* **Seite**
+===+
„Werden und Vergehen“ Farbholzschnitte von Brian Curling in Leipzig

Brian Curling hat sich ausführlich mit der Kunst des Japanischen Farbholzschnittes beschäftigt. Diese Faszination teilt er freilich mit vielen Künstlern. Curling ragt mit seinen Arbeiten, soweit ich das beurteilen kann, jedoch bereits jetzt heraus, denn er hat eine sehr individuelle und besondere Arbeitsweise entwickelt, die seine Farbholzschnitte einmalig macht.
Aktuelle Arbeiten zeigt er noch bis Anfang September unter dem Titel „Werden und Vergehen“ in der Leipziger Galerie für Holzschnitt und Hochdruck.
+===+
* **Aufgaben**
A) Liste alle Angaben auf, die der Artikel über Brian Curlings Ausstellung in Leipzig zur Ausstellung selbst macht.
B) Mit welcher Kunst hat sich Brian Curling laut dem Artikel über seine Leipziger Ausstellung ausführlich beschäftigt?
C) Schreibe den Artikel über Brian Curlings Ausstellung in Leipzig im selben Ton weiter, beginnend nach seinem letzten Satz.

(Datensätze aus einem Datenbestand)
+===+
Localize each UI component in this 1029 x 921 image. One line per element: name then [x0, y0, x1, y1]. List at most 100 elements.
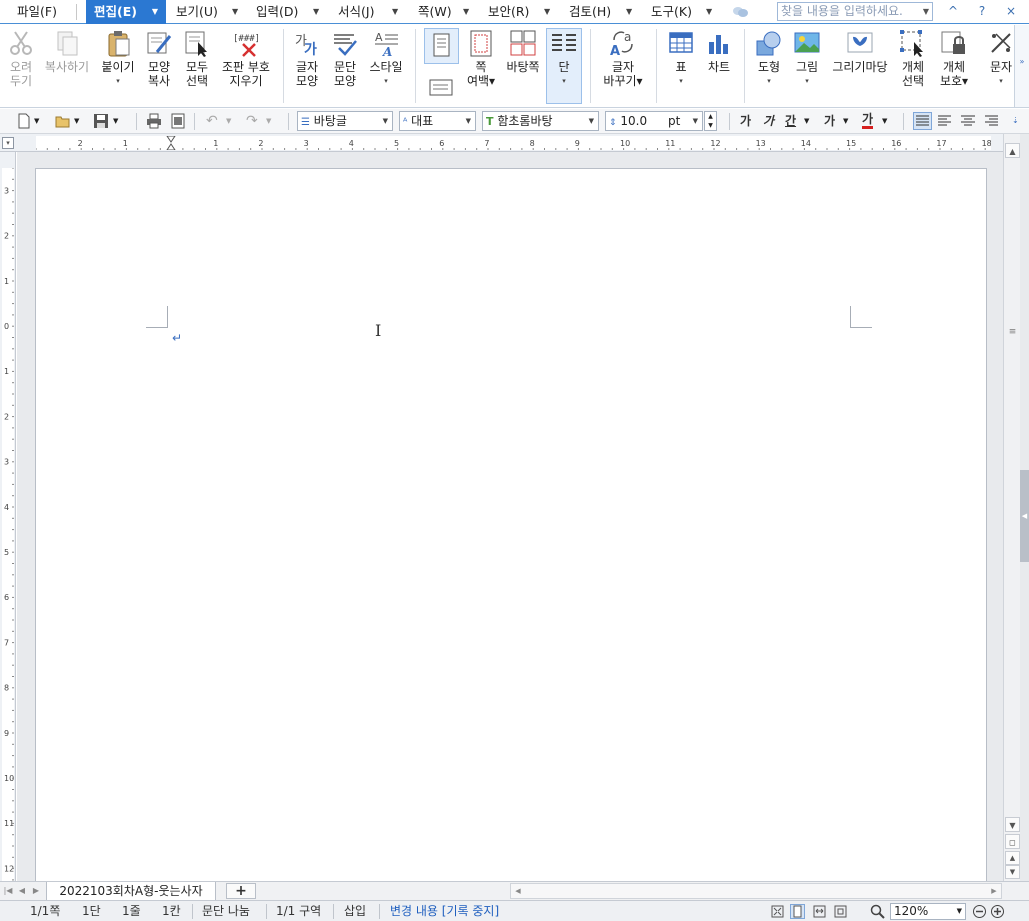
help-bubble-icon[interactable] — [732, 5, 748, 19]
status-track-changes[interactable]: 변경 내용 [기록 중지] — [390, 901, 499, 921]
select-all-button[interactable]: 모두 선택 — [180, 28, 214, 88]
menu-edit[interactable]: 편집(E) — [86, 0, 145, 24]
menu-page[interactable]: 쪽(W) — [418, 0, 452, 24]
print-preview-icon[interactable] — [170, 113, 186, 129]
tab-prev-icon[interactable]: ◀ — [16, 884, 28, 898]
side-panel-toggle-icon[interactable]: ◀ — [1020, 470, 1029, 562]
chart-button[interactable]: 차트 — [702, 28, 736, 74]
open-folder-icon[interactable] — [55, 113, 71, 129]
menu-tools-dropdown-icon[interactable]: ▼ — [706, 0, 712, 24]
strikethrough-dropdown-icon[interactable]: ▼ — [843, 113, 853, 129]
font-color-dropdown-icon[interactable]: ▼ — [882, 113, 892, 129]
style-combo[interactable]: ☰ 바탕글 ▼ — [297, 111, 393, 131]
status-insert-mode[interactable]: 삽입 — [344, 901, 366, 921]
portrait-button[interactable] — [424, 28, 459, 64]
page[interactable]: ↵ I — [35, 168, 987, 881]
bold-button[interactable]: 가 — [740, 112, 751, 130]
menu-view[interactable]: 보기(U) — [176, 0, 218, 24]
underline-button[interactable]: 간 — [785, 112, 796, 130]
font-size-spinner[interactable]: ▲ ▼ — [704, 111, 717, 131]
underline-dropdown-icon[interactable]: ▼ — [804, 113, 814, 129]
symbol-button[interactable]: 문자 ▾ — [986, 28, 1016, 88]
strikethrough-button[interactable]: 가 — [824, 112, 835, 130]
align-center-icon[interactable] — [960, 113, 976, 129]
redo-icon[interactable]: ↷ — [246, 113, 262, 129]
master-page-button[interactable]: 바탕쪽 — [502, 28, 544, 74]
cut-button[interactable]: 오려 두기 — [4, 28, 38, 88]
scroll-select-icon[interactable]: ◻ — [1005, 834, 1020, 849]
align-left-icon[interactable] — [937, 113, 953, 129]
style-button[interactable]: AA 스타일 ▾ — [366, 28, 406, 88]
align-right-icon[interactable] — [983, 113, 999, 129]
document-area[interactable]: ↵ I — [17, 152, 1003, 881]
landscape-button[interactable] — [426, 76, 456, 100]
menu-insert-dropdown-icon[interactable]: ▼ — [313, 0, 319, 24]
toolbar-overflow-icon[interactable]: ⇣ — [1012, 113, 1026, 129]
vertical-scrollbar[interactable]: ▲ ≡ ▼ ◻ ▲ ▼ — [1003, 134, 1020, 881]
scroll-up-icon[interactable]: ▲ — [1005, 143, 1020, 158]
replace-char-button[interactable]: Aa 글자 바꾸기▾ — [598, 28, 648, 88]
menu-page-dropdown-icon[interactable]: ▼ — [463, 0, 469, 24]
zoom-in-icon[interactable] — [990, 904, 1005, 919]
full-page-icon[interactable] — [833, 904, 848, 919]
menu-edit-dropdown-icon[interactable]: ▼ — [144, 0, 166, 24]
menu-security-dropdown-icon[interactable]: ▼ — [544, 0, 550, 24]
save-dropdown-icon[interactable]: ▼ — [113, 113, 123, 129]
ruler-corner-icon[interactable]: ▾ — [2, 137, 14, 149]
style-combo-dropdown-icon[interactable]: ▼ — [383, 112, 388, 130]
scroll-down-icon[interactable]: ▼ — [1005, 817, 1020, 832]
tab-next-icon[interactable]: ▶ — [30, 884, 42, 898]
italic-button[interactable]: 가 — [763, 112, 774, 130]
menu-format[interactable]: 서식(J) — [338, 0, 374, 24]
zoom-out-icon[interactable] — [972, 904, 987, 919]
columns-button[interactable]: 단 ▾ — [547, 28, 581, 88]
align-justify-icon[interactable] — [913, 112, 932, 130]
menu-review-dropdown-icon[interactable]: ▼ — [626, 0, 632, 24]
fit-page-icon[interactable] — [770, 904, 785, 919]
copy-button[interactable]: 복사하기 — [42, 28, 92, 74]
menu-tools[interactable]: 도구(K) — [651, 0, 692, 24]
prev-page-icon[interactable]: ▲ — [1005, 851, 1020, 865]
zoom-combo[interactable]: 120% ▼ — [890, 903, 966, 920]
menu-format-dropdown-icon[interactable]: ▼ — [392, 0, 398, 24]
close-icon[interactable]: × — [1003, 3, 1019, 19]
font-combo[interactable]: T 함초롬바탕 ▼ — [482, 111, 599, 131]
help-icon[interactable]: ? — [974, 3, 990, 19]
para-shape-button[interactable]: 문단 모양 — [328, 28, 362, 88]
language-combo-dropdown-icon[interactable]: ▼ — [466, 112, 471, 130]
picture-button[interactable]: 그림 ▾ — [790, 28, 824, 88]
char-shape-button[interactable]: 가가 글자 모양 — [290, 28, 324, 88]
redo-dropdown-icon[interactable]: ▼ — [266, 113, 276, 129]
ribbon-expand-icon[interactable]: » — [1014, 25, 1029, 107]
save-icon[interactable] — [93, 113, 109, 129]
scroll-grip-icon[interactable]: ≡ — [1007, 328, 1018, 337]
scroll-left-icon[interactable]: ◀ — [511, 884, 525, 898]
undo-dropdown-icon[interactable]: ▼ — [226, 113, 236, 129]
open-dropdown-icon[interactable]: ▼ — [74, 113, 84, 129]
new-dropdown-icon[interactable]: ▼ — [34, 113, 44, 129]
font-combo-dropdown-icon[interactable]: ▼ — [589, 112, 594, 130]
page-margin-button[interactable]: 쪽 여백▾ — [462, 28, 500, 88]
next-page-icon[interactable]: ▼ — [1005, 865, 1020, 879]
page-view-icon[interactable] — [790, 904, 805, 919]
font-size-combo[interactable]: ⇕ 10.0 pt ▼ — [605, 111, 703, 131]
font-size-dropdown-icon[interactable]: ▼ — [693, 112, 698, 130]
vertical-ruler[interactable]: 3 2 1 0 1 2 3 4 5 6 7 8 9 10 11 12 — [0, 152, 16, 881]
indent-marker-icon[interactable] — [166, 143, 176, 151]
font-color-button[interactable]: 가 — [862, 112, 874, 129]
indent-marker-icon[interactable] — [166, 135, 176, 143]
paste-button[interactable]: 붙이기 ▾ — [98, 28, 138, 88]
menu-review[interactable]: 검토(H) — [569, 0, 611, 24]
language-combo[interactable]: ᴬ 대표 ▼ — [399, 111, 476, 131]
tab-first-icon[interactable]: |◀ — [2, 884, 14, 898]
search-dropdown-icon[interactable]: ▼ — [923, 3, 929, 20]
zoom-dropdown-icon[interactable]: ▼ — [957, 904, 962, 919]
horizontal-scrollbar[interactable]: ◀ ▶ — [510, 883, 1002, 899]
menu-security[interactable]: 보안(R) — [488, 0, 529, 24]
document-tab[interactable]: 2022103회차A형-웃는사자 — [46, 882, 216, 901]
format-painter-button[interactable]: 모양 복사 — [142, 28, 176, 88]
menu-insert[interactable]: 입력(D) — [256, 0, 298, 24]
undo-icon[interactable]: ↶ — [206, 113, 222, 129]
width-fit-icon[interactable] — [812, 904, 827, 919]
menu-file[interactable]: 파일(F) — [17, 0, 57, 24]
+===+
* **Schriftliche Antworten**
A)
- Titel: „Werden und Vergehen“
- Ort: Leipziger Galerie für Holzschnitt und Hochdruck
- Dauer: noch bis Anfang September
- Gezeigt werden: aktuelle Arbeiten, Farbholzschnitte

B) Mit der Kunst des Japanischen Farbholzschnittes.

C)
Aufgewachsen in Kentucky, absolvierte Brian Curling ebenda ein Kunststudium, das ihn früh für Druckgrafik und Buch faszinierte. Er setzte sein Studium in Nebraska-Lincoln fort – dort vor allem bei der versierten Grafikerin und Buchkünstlerin Karen Kunc, die ihn auf seinem weiteren künstlerischen Weg nachhaltig bestärkte. Curling ist seitdem viel gereist – als Lernender und Lehrender hielt er sich u.a. in Cleveland, Helsinki und Kairo auf. In den letzten Jahren hat er einen neuen Lebensmittelpunkt gefunden – gemeinsam mit seiner Frau, der Künstlerin Friederike Curling-Aust, und den beiden Kindern wohnt und arbeitet er in Radebeul bei Dresden. Beide betreiben neben der eigenen künstlerischen Arbeit eine engagierte kleine Malschule in schönster Weinberg-Umgebung.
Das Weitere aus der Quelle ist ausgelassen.